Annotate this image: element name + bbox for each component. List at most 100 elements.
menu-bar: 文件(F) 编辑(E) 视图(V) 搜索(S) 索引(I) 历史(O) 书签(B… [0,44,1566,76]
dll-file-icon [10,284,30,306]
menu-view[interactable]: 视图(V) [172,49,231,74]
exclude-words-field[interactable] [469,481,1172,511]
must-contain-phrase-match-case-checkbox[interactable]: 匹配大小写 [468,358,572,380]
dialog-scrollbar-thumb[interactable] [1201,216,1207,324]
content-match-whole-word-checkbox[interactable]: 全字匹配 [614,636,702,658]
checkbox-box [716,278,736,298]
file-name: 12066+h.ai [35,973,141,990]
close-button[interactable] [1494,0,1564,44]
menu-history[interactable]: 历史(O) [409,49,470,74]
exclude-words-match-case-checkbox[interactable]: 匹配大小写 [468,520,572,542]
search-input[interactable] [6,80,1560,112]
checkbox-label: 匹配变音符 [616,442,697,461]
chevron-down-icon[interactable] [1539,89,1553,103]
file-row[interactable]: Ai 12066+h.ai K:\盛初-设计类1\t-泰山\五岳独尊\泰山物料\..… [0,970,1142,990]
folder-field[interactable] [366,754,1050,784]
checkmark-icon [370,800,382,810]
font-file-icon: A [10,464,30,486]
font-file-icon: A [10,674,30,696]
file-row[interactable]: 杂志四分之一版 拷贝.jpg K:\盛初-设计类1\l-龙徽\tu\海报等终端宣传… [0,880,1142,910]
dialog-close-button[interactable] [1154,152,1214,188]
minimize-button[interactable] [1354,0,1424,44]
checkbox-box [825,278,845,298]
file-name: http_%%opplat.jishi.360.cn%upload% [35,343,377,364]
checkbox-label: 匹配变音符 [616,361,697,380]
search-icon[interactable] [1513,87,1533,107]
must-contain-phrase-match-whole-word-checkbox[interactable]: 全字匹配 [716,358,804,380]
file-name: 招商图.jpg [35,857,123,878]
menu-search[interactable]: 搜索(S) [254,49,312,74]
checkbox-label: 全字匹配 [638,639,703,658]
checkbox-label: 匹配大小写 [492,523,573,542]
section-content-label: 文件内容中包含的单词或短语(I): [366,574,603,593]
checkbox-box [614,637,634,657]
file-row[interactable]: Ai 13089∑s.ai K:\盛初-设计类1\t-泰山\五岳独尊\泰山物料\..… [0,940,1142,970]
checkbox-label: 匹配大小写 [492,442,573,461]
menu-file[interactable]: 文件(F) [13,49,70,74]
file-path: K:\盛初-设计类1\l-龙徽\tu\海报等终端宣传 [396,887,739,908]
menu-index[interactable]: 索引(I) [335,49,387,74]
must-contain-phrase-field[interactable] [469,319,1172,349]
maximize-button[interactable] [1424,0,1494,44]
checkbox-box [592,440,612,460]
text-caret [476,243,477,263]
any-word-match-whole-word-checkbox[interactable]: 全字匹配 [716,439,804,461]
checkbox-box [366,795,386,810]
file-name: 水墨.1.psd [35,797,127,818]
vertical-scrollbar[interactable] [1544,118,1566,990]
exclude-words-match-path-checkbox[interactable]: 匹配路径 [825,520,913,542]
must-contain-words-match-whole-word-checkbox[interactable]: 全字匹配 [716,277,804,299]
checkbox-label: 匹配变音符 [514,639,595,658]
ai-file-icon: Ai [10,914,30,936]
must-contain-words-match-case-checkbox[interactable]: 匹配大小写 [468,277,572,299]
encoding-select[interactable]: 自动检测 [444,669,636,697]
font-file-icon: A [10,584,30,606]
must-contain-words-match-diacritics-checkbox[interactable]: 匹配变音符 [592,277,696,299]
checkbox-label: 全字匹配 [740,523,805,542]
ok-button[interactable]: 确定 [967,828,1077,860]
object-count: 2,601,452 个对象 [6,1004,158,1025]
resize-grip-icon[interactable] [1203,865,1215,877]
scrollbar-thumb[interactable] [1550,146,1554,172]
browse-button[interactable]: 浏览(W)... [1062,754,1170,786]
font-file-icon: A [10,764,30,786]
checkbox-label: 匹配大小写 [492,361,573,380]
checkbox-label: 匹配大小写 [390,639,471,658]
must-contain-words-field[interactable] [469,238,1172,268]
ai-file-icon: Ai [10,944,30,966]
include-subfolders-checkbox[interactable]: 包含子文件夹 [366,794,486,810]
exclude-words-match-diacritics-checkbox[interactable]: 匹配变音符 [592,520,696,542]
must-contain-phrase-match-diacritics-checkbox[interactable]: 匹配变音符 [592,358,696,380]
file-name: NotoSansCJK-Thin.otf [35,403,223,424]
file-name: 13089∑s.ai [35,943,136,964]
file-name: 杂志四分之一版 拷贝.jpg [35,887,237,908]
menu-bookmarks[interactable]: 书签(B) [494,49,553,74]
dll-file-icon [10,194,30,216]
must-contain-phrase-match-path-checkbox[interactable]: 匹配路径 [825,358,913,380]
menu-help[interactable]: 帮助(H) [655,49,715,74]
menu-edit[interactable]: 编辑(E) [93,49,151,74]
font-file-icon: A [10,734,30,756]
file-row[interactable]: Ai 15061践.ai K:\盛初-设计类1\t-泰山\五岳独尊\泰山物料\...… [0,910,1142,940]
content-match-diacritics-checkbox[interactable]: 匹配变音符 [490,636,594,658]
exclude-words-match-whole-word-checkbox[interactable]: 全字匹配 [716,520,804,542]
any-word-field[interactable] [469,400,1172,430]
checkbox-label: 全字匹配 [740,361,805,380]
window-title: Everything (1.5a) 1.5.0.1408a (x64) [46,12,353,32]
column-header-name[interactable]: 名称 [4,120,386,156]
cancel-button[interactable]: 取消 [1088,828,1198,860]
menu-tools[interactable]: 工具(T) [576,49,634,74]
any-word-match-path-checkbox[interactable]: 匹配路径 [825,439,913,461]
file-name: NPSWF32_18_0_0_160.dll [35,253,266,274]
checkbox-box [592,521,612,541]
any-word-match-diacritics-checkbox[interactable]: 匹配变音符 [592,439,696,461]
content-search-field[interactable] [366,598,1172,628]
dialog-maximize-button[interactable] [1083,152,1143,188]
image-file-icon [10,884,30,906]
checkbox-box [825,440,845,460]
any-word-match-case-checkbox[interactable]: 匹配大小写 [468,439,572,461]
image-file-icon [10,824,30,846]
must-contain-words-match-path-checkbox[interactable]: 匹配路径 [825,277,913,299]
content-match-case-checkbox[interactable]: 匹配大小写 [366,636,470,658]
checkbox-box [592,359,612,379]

· · ·

WHAT TO PRODUCE ▸
Return every one of the lines above verbatim, keeping their order and leaving nothing out.

EXERCISE SOLUTION ▸
Annotate this image: element name + bbox for each component. List at most 100 elements.
menu-bar: 文件(F) 编辑(E) 视图(V) 搜索(S) 索引(I) 历史(O) 书签(B… [0,44,1566,76]
dll-file-icon [10,284,30,306]
menu-view[interactable]: 视图(V) [172,49,231,74]
exclude-words-field[interactable] [469,481,1172,511]
must-contain-phrase-match-case-checkbox[interactable]: 匹配大小写 [468,358,572,380]
dialog-scrollbar-thumb[interactable] [1201,216,1207,324]
content-match-whole-word-checkbox[interactable]: 全字匹配 [614,636,702,658]
checkbox-box [716,278,736,298]
file-name: 12066+h.ai [35,973,141,990]
close-button[interactable] [1494,0,1564,44]
menu-history[interactable]: 历史(O) [409,49,470,74]
exclude-words-match-case-checkbox[interactable]: 匹配大小写 [468,520,572,542]
search-input[interactable] [6,80,1560,112]
checkbox-label: 匹配变音符 [616,442,697,461]
chevron-down-icon[interactable] [1539,89,1553,103]
file-row[interactable]: Ai 12066+h.ai K:\盛初-设计类1\t-泰山\五岳独尊\泰山物料\..… [0,970,1142,990]
folder-field[interactable] [366,754,1050,784]
checkmark-icon [370,800,382,810]
font-file-icon: A [10,464,30,486]
font-file-icon: A [10,674,30,696]
file-row[interactable]: 杂志四分之一版 拷贝.jpg K:\盛初-设计类1\l-龙徽\tu\海报等终端宣传… [0,880,1142,910]
dialog-close-button[interactable] [1154,152,1214,188]
minimize-button[interactable] [1354,0,1424,44]
checkbox-box [825,278,845,298]
file-name: http_%%opplat.jishi.360.cn%upload% [35,343,377,364]
checkbox-label: 匹配变音符 [616,361,697,380]
search-icon[interactable] [1513,87,1533,107]
must-contain-phrase-match-whole-word-checkbox[interactable]: 全字匹配 [716,358,804,380]
file-name: 招商图.jpg [35,857,123,878]
menu-search[interactable]: 搜索(S) [254,49,312,74]
checkbox-label: 全字匹配 [638,639,703,658]
checkbox-label: 匹配大小写 [492,523,573,542]
section-content-label: 文件内容中包含的单词或短语(I): [366,574,603,593]
checkbox-box [614,637,634,657]
file-row[interactable]: Ai 13089∑s.ai K:\盛初-设计类1\t-泰山\五岳独尊\泰山物料\..… [0,940,1142,970]
checkbox-label: 匹配大小写 [492,442,573,461]
menu-file[interactable]: 文件(F) [13,49,70,74]
file-path: K:\盛初-设计类1\l-龙徽\tu\海报等终端宣传 [396,887,739,908]
menu-index[interactable]: 索引(I) [335,49,387,74]
must-contain-phrase-field[interactable] [469,319,1172,349]
maximize-button[interactable] [1424,0,1494,44]
checkbox-box [592,440,612,460]
text-caret [476,243,477,263]
any-word-match-whole-word-checkbox[interactable]: 全字匹配 [716,439,804,461]
checkbox-box [366,795,386,810]
file-name: 水墨.1.psd [35,797,127,818]
vertical-scrollbar[interactable] [1544,118,1566,990]
exclude-words-match-path-checkbox[interactable]: 匹配路径 [825,520,913,542]
must-contain-words-match-whole-word-checkbox[interactable]: 全字匹配 [716,277,804,299]
checkbox-label: 匹配变音符 [514,639,595,658]
ai-file-icon: Ai [10,914,30,936]
must-contain-words-match-case-checkbox[interactable]: 匹配大小写 [468,277,572,299]
encoding-select[interactable]: 自动检测 [444,669,636,697]
font-file-icon: A [10,584,30,606]
must-contain-words-match-diacritics-checkbox[interactable]: 匹配变音符 [592,277,696,299]
checkbox-label: 全字匹配 [740,523,805,542]
ok-button[interactable]: 确定 [967,828,1077,860]
object-count: 2,601,452 个对象 [6,1004,158,1025]
resize-grip-icon[interactable] [1203,865,1215,877]
scrollbar-thumb[interactable] [1550,146,1554,172]
browse-button[interactable]: 浏览(W)... [1062,754,1170,786]
font-file-icon: A [10,764,30,786]
checkbox-label: 匹配大小写 [492,361,573,380]
checkbox-label: 匹配大小写 [390,639,471,658]
must-contain-words-field[interactable] [469,238,1172,268]
ai-file-icon: Ai [10,944,30,966]
include-subfolders-checkbox[interactable]: 包含子文件夹 [366,794,486,810]
exclude-words-match-diacritics-checkbox[interactable]: 匹配变音符 [592,520,696,542]
must-contain-phrase-match-diacritics-checkbox[interactable]: 匹配变音符 [592,358,696,380]
file-name: NotoSansCJK-Thin.otf [35,403,223,424]
file-name: 13089∑s.ai [35,943,136,964]
file-name: 杂志四分之一版 拷贝.jpg [35,887,237,908]
menu-bookmarks[interactable]: 书签(B) [494,49,553,74]
dll-file-icon [10,194,30,216]
must-contain-phrase-match-path-checkbox[interactable]: 匹配路径 [825,358,913,380]
menu-help[interactable]: 帮助(H) [655,49,715,74]
menu-edit[interactable]: 编辑(E) [93,49,151,74]
font-file-icon: A [10,734,30,756]
file-row[interactable]: Ai 15061践.ai K:\盛初-设计类1\t-泰山\五岳独尊\泰山物料\...… [0,910,1142,940]
content-match-diacritics-checkbox[interactable]: 匹配变音符 [490,636,594,658]
exclude-words-match-whole-word-checkbox[interactable]: 全字匹配 [716,520,804,542]
any-word-field[interactable] [469,400,1172,430]
checkbox-label: 全字匹配 [740,361,805,380]
window-title: Everything (1.5a) 1.5.0.1408a (x64) [46,12,353,32]
column-header-name[interactable]: 名称 [4,120,386,156]
cancel-button[interactable]: 取消 [1088,828,1198,860]
menu-tools[interactable]: 工具(T) [576,49,634,74]
any-word-match-path-checkbox[interactable]: 匹配路径 [825,439,913,461]
file-name: NPSWF32_18_0_0_160.dll [35,253,266,274]
checkbox-box [592,521,612,541]
any-word-match-diacritics-checkbox[interactable]: 匹配变音符 [592,439,696,461]
content-search-field[interactable] [366,598,1172,628]
dialog-maximize-button[interactable] [1083,152,1143,188]
image-file-icon [10,884,30,906]
checkbox-box [825,440,845,460]
any-word-match-case-checkbox[interactable]: 匹配大小写 [468,439,572,461]
image-file-icon [10,824,30,846]
must-contain-words-match-path-checkbox[interactable]: 匹配路径 [825,277,913,299]
content-match-case-checkbox[interactable]: 匹配大小写 [366,636,470,658]
checkbox-box [592,359,612,379]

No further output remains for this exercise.